* [Exercise aim] Repeat every entry word for word, but leave the images out of your copy.

* [Given records]

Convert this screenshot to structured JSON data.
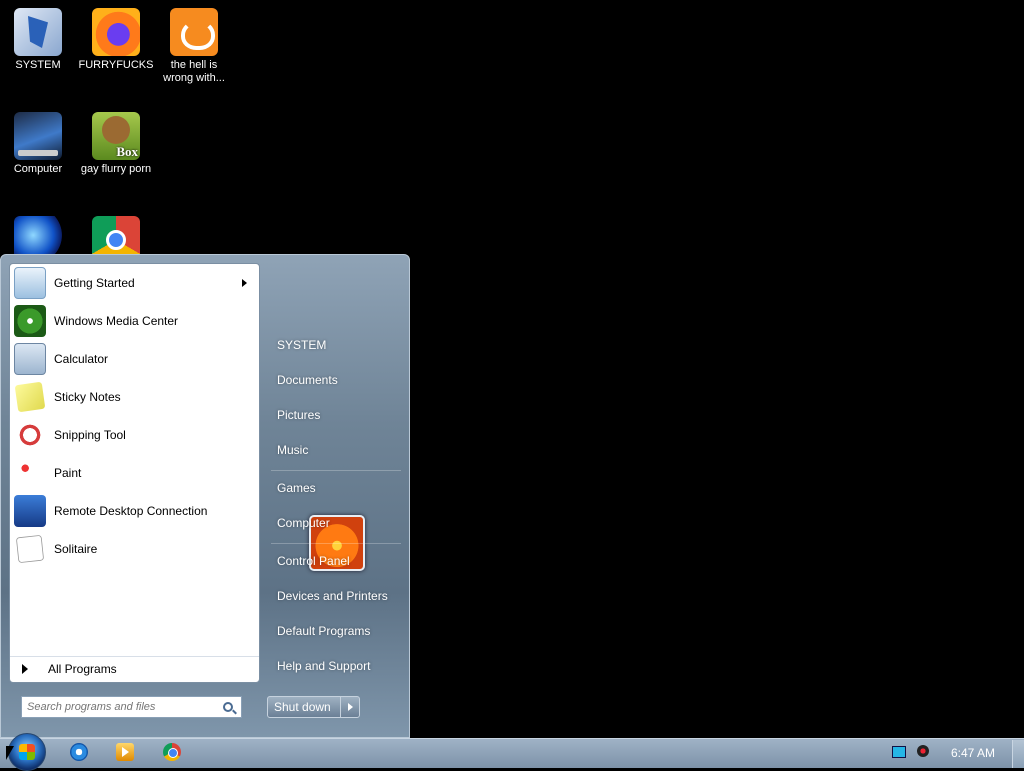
{
  "desktop": {
    "icons": [
      {
        "label": "SYSTEM"
      },
      {
        "label": "FURRYFUCKS"
      },
      {
        "label": "the hell is wrong with..."
      },
      {
        "label": "Computer"
      },
      {
        "label": "gay flurry porn"
      },
      {
        "label": ""
      },
      {
        "label": ""
      }
    ]
  },
  "start_menu": {
    "programs": [
      {
        "label": "Getting Started",
        "has_submenu": true
      },
      {
        "label": "Windows Media Center"
      },
      {
        "label": "Calculator"
      },
      {
        "label": "Sticky Notes"
      },
      {
        "label": "Snipping Tool"
      },
      {
        "label": "Paint"
      },
      {
        "label": "Remote Desktop Connection"
      },
      {
        "label": "Solitaire"
      }
    ],
    "all_programs": "All Programs",
    "search_placeholder": "Search programs and files",
    "right_links": [
      "SYSTEM",
      "Documents",
      "Pictures",
      "Music",
      "Games",
      "Computer",
      "Control Panel",
      "Devices and Printers",
      "Default Programs",
      "Help and Support"
    ],
    "shutdown_label": "Shut down"
  },
  "taskbar": {
    "pinned": [
      "ie-icon",
      "media-player-icon",
      "chrome-icon"
    ],
    "clock": "6:47 AM"
  }
}
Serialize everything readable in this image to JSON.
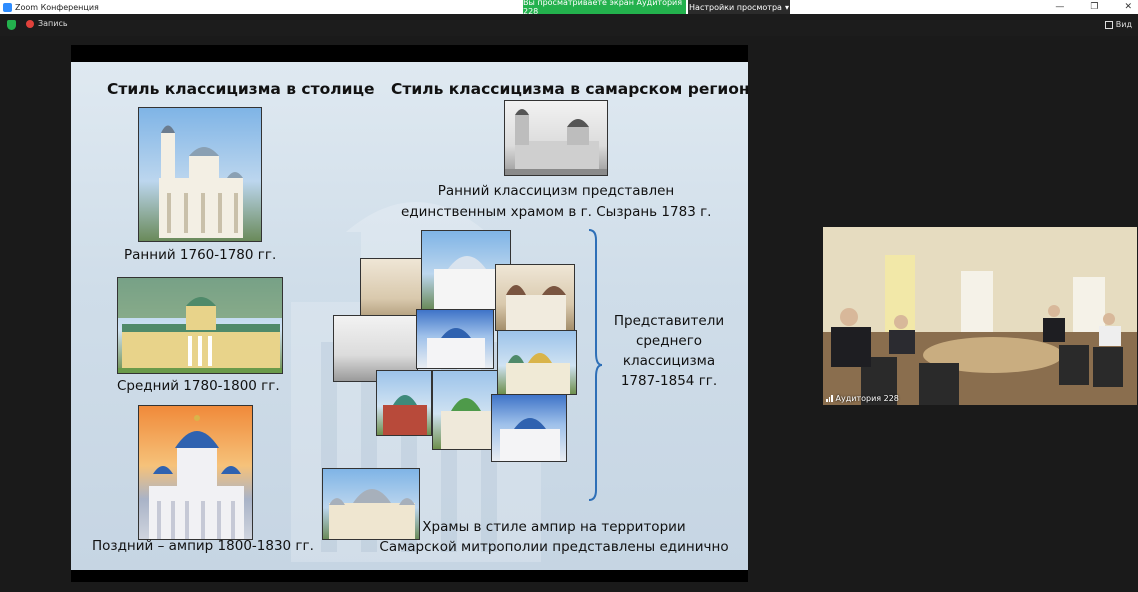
{
  "window": {
    "title": "Zoom Конференция",
    "share_notice": "Вы просматриваете экран Аудитория 228",
    "view_options": "Настройки просмотра",
    "minimize": "—",
    "restore": "❐",
    "close": "✕"
  },
  "toolbar": {
    "record_label": "Запись",
    "view_label": "Вид"
  },
  "slide": {
    "title_left": "Стиль классицизма в столице",
    "title_right": "Стиль классицизма в самарском регионе",
    "caption_early": "Ранний 1760-1780 гг.",
    "caption_middle": "Средний 1780-1800 гг.",
    "caption_late": "Поздний – ампир 1800-1830 гг.",
    "early_classic_line1": "Ранний классицизм представлен",
    "early_classic_line2": "единственным храмом в г. Сызрань 1783 г.",
    "representatives_line1": "Представители",
    "representatives_line2": "среднего",
    "representatives_line3": "классицизма",
    "representatives_line4": "1787-1854 гг.",
    "empire_line1": "Храмы в стиле ампир на территории",
    "empire_line2": "Самарской митрополии представлены единично"
  },
  "participant": {
    "name": "Аудитория 228"
  },
  "colors": {
    "share_green": "#23b14d",
    "brace_blue": "#2e6fb7",
    "record_red": "#e0413b"
  }
}
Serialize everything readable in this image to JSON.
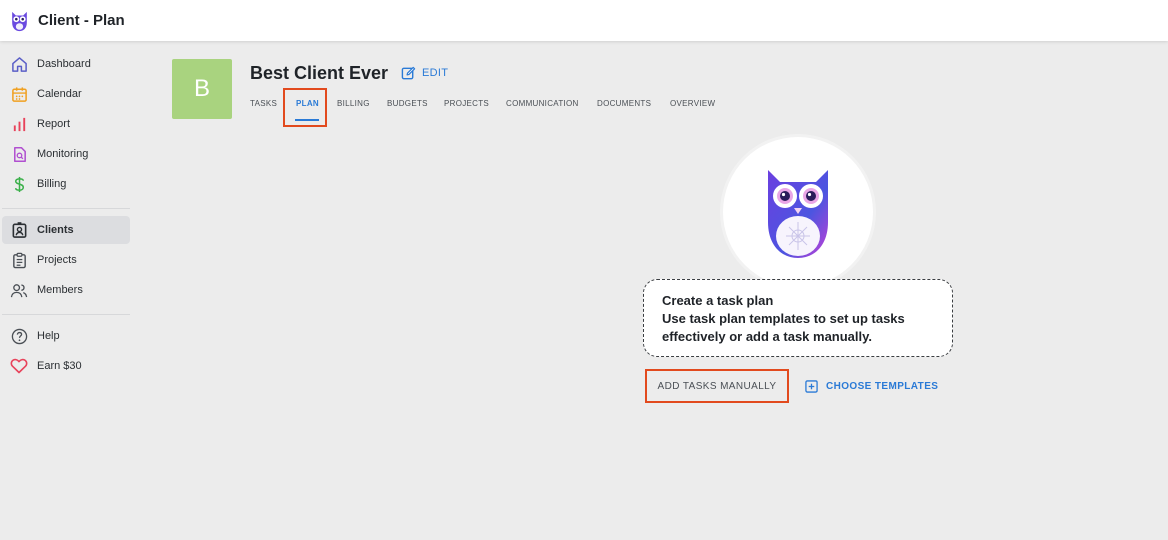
{
  "app": {
    "title": "Client - Plan",
    "logo_icon": "owl-logo-icon"
  },
  "sidebar": {
    "items": [
      {
        "label": "Dashboard",
        "icon": "home-icon",
        "color": "#5b5fc7"
      },
      {
        "label": "Calendar",
        "icon": "calendar-icon",
        "color": "#f0a020"
      },
      {
        "label": "Report",
        "icon": "bar-chart-icon",
        "color": "#e8425a"
      },
      {
        "label": "Monitoring",
        "icon": "monitoring-icon",
        "color": "#b04fd0"
      },
      {
        "label": "Billing",
        "icon": "dollar-icon",
        "color": "#3bb04a"
      },
      {
        "label": "Clients",
        "icon": "client-badge-icon",
        "color": "#2b2f33"
      },
      {
        "label": "Projects",
        "icon": "clipboard-icon",
        "color": "#4a4f55"
      },
      {
        "label": "Members",
        "icon": "members-icon",
        "color": "#4a4f55"
      },
      {
        "label": "Help",
        "icon": "help-icon",
        "color": "#4a4f55"
      },
      {
        "label": "Earn $30",
        "icon": "heart-icon",
        "color": "#e8425a"
      }
    ],
    "active": "Clients"
  },
  "client": {
    "avatar_letter": "B",
    "avatar_color": "#a9d37f",
    "name": "Best Client Ever",
    "edit_label": "EDIT"
  },
  "tabs": [
    "TASKS",
    "PLAN",
    "BILLING",
    "BUDGETS",
    "PROJECTS",
    "COMMUNICATION",
    "DOCUMENTS",
    "OVERVIEW"
  ],
  "active_tab": "PLAN",
  "empty_state": {
    "illustration": "owl-illustration",
    "line1": "Create a task plan",
    "line2": "Use task plan templates to set up tasks",
    "line3": "effectively or add a task manually."
  },
  "actions": {
    "add_manually": "ADD TASKS MANUALLY",
    "choose_templates": "CHOOSE TEMPLATES"
  },
  "colors": {
    "accent": "#2a7ad6",
    "highlight": "#e24a1e",
    "background": "#ececec"
  }
}
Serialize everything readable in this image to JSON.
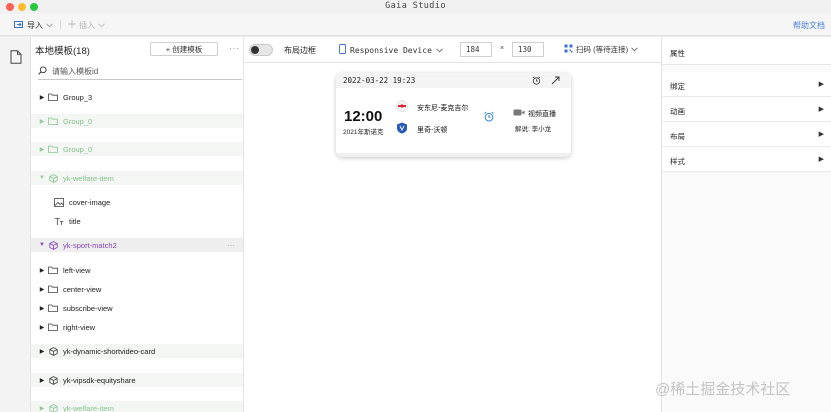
{
  "window": {
    "title": "Gaia Studio"
  },
  "toolbar": {
    "import_label": "导入",
    "insert_label": "插入",
    "help_label": "帮助文档"
  },
  "panel": {
    "title": "本地模板(18)",
    "create_label": "+ 创建模板",
    "more_label": "···",
    "search_placeholder": "请输入模板id",
    "items": [
      {
        "label": "Group_3"
      },
      {
        "label": "Group_0"
      },
      {
        "label": "Group_0"
      },
      {
        "label": "yk-welfare-item"
      },
      {
        "label": "cover-image"
      },
      {
        "label": "title"
      },
      {
        "label": "yk-sport-match2",
        "more": "···"
      },
      {
        "label": "left-view"
      },
      {
        "label": "center-view"
      },
      {
        "label": "subscribe-view"
      },
      {
        "label": "right-view"
      },
      {
        "label": "yk-dynamic-shortvideo-card"
      },
      {
        "label": "yk-vipsdk-equityshare"
      },
      {
        "label": "yk-welfare-item"
      }
    ]
  },
  "canvas": {
    "border_toggle_label": "布局边框",
    "border_toggle_on": false,
    "device_label": "Responsive Device",
    "width_value": "184",
    "times": "×",
    "height_value": "130",
    "scan_label": "扫码 (等待连接)"
  },
  "card": {
    "datetime": "2022-03-22 19:23",
    "time": "12:00",
    "league": "2021年斯诺克",
    "team1": "安东尼-麦克吉尔",
    "team2": "里奇-沃顿",
    "live_label": "视频直播",
    "commentary": "解说: 李小龙"
  },
  "inspector": {
    "title": "属性",
    "rows": [
      {
        "label": "绑定"
      },
      {
        "label": "动画"
      },
      {
        "label": "布局"
      },
      {
        "label": "样式"
      }
    ]
  },
  "watermark": "@稀土掘金技术社区",
  "colors": {
    "accent": "#4a7fd8",
    "green": "#86c28e",
    "purple": "#8a45b6"
  }
}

* [Solution below]
Convert this screenshot to structured JSON data.
{
  "desktop": {
    "icons": [
      {
        "label": "SYSTEM"
      },
      {
        "label": "FURRYFUCKS"
      },
      {
        "label": "the hell is wrong with..."
      },
      {
        "label": "Computer"
      },
      {
        "label": "gay flurry porn"
      },
      {
        "label": ""
      },
      {
        "label": ""
      }
    ]
  },
  "start_menu": {
    "programs": [
      {
        "label": "Getting Started",
        "has_submenu": true
      },
      {
        "label": "Windows Media Center"
      },
      {
        "label": "Calculator"
      },
      {
        "label": "Sticky Notes"
      },
      {
        "label": "Snipping Tool"
      },
      {
        "label": "Paint"
      },
      {
        "label": "Remote Desktop Connection"
      },
      {
        "label": "Solitaire"
      }
    ],
    "all_programs": "All Programs",
    "search_placeholder": "Search programs and files",
    "right_links": [
      "SYSTEM",
      "Documents",
      "Pictures",
      "Music",
      "Games",
      "Computer",
      "Control Panel",
      "Devices and Printers",
      "Default Programs",
      "Help and Support"
    ],
    "shutdown_label": "Shut down"
  },
  "taskbar": {
    "pinned": [
      "ie-icon",
      "media-player-icon",
      "chrome-icon"
    ],
    "clock": "6:47 AM"
  }
}
Serialize everything readable in this image to JSON.
{
  "window": {
    "title": "Zoom Конференция",
    "share_notice": "Вы просматриваете экран Аудитория 228",
    "view_options": "Настройки просмотра",
    "minimize": "—",
    "restore": "❐",
    "close": "✕"
  },
  "toolbar": {
    "record_label": "Запись",
    "view_label": "Вид"
  },
  "slide": {
    "title_left": "Стиль классицизма в столице",
    "title_right": "Стиль классицизма в самарском регионе",
    "caption_early": "Ранний 1760-1780 гг.",
    "caption_middle": "Средний 1780-1800 гг.",
    "caption_late": "Поздний – ампир 1800-1830 гг.",
    "early_classic_line1": "Ранний классицизм представлен",
    "early_classic_line2": "единственным храмом в г. Сызрань 1783 г.",
    "representatives_line1": "Представители",
    "representatives_line2": "среднего",
    "representatives_line3": "классицизма",
    "representatives_line4": "1787-1854 гг.",
    "empire_line1": "Храмы в стиле ампир на территории",
    "empire_line2": "Самарской митрополии представлены единично"
  },
  "participant": {
    "name": "Аудитория 228"
  },
  "colors": {
    "share_green": "#23b14d",
    "brace_blue": "#2e6fb7",
    "record_red": "#e0413b"
  }
}
Serialize everything readable in this image to JSON.
{
  "app": {
    "title": "Client - Plan",
    "logo_icon": "owl-logo-icon"
  },
  "sidebar": {
    "items": [
      {
        "label": "Dashboard",
        "icon": "home-icon",
        "color": "#5b5fc7"
      },
      {
        "label": "Calendar",
        "icon": "calendar-icon",
        "color": "#f0a020"
      },
      {
        "label": "Report",
        "icon": "bar-chart-icon",
        "color": "#e8425a"
      },
      {
        "label": "Monitoring",
        "icon": "monitoring-icon",
        "color": "#b04fd0"
      },
      {
        "label": "Billing",
        "icon": "dollar-icon",
        "color": "#3bb04a"
      },
      {
        "label": "Clients",
        "icon": "client-badge-icon",
        "color": "#2b2f33"
      },
      {
        "label": "Projects",
        "icon": "clipboard-icon",
        "color": "#4a4f55"
      },
      {
        "label": "Members",
        "icon": "members-icon",
        "color": "#4a4f55"
      },
      {
        "label": "Help",
        "icon": "help-icon",
        "color": "#4a4f55"
      },
      {
        "label": "Earn $30",
        "icon": "heart-icon",
        "color": "#e8425a"
      }
    ],
    "active": "Clients"
  },
  "client": {
    "avatar_letter": "B",
    "avatar_color": "#a9d37f",
    "name": "Best Client Ever",
    "edit_label": "EDIT"
  },
  "tabs": [
    "TASKS",
    "PLAN",
    "BILLING",
    "BUDGETS",
    "PROJECTS",
    "COMMUNICATION",
    "DOCUMENTS",
    "OVERVIEW"
  ],
  "active_tab": "PLAN",
  "empty_state": {
    "illustration": "owl-illustration",
    "line1": "Create a task plan",
    "line2": "Use task plan templates to set up tasks",
    "line3": "effectively or add a task manually."
  },
  "actions": {
    "add_manually": "ADD TASKS MANUALLY",
    "choose_templates": "CHOOSE TEMPLATES"
  },
  "colors": {
    "accent": "#2a7ad6",
    "highlight": "#e24a1e",
    "background": "#ececec"
  }
}
Serialize everything readable in this image to JSON.
{
  "window": {
    "title": "Gaia Studio"
  },
  "toolbar": {
    "import_label": "导入",
    "insert_label": "插入",
    "help_label": "帮助文档"
  },
  "panel": {
    "title": "本地模板(18)",
    "create_label": "+ 创建模板",
    "more_label": "···",
    "search_placeholder": "请输入模板id",
    "items": [
      {
        "label": "Group_3"
      },
      {
        "label": "Group_0"
      },
      {
        "label": "Group_0"
      },
      {
        "label": "yk-welfare-item"
      },
      {
        "label": "cover-image"
      },
      {
        "label": "title"
      },
      {
        "label": "yk-sport-match2",
        "more": "···"
      },
      {
        "label": "left-view"
      },
      {
        "label": "center-view"
      },
      {
        "label": "subscribe-view"
      },
      {
        "label": "right-view"
      },
      {
        "label": "yk-dynamic-shortvideo-card"
      },
      {
        "label": "yk-vipsdk-equityshare"
      },
      {
        "label": "yk-welfare-item"
      }
    ]
  },
  "canvas": {
    "border_toggle_label": "布局边框",
    "border_toggle_on": false,
    "device_label": "Responsive Device",
    "width_value": "184",
    "times": "×",
    "height_value": "130",
    "scan_label": "扫码 (等待连接)"
  },
  "card": {
    "datetime": "2022-03-22 19:23",
    "time": "12:00",
    "league": "2021年斯诺克",
    "team1": "安东尼-麦克吉尔",
    "team2": "里奇-沃顿",
    "live_label": "视频直播",
    "commentary": "解说: 李小龙"
  },
  "inspector": {
    "title": "属性",
    "rows": [
      {
        "label": "绑定"
      },
      {
        "label": "动画"
      },
      {
        "label": "布局"
      },
      {
        "label": "样式"
      }
    ]
  },
  "watermark": "@稀土掘金技术社区",
  "colors": {
    "accent": "#4a7fd8",
    "green": "#86c28e",
    "purple": "#8a45b6"
  }
}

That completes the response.